Instruction
Give the listing again character for character, but drop the images.

**** Dataset records

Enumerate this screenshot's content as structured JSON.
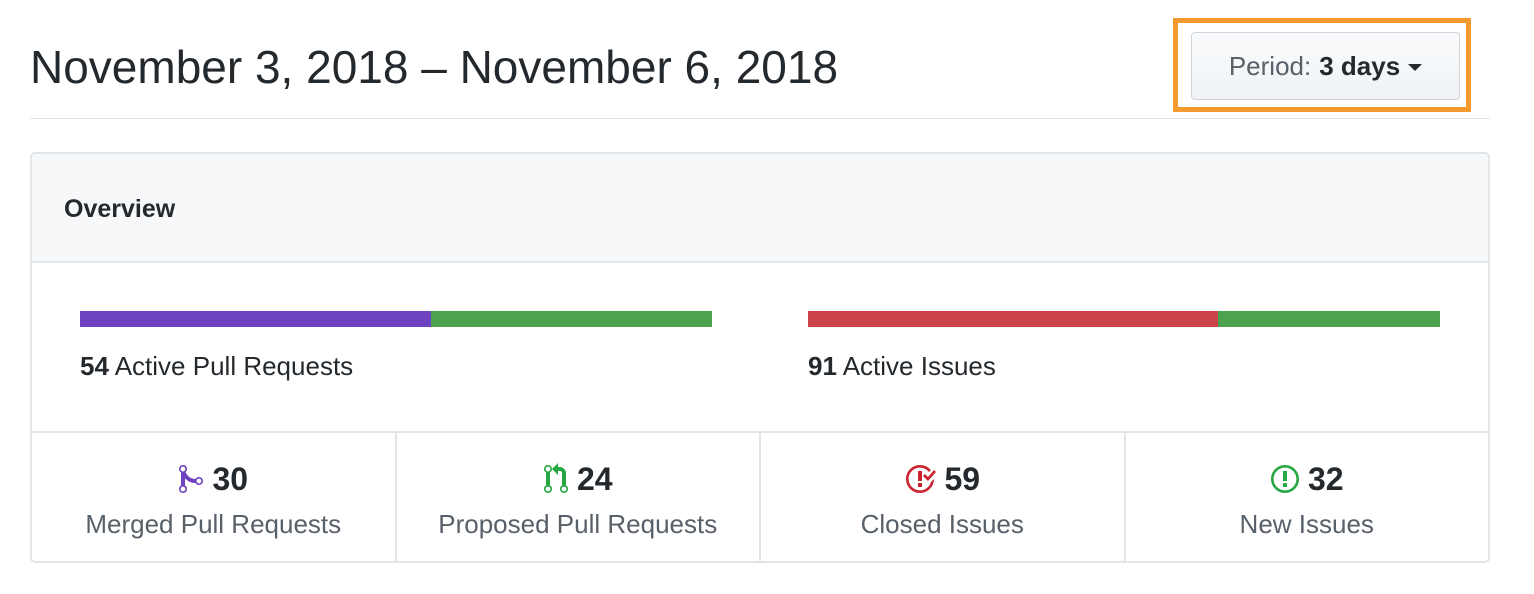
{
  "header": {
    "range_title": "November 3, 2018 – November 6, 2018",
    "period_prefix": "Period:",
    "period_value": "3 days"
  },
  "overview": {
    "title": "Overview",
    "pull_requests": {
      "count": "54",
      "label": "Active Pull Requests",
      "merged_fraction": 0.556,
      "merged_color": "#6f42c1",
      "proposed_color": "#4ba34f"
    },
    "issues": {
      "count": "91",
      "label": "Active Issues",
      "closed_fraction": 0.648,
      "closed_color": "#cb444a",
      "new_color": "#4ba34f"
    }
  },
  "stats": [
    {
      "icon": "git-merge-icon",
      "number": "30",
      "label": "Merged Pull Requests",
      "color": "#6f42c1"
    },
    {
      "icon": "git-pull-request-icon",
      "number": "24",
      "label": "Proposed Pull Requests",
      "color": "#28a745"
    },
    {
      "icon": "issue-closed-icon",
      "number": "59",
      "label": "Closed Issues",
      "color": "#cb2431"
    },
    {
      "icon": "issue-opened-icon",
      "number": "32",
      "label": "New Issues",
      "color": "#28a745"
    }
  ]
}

********

Expected answer
Enumerate this screenshot's content as structured JSON.
{
  "header": {
    "range_title": "November 3, 2018 – November 6, 2018",
    "period_prefix": "Period:",
    "period_value": "3 days"
  },
  "overview": {
    "title": "Overview",
    "pull_requests": {
      "count": "54",
      "label": "Active Pull Requests",
      "merged_fraction": 0.556,
      "merged_color": "#6f42c1",
      "proposed_color": "#4ba34f"
    },
    "issues": {
      "count": "91",
      "label": "Active Issues",
      "closed_fraction": 0.648,
      "closed_color": "#cb444a",
      "new_color": "#4ba34f"
    }
  },
  "stats": [
    {
      "icon": "git-merge-icon",
      "number": "30",
      "label": "Merged Pull Requests",
      "color": "#6f42c1"
    },
    {
      "icon": "git-pull-request-icon",
      "number": "24",
      "label": "Proposed Pull Requests",
      "color": "#28a745"
    },
    {
      "icon": "issue-closed-icon",
      "number": "59",
      "label": "Closed Issues",
      "color": "#cb2431"
    },
    {
      "icon": "issue-opened-icon",
      "number": "32",
      "label": "New Issues",
      "color": "#28a745"
    }
  ]
}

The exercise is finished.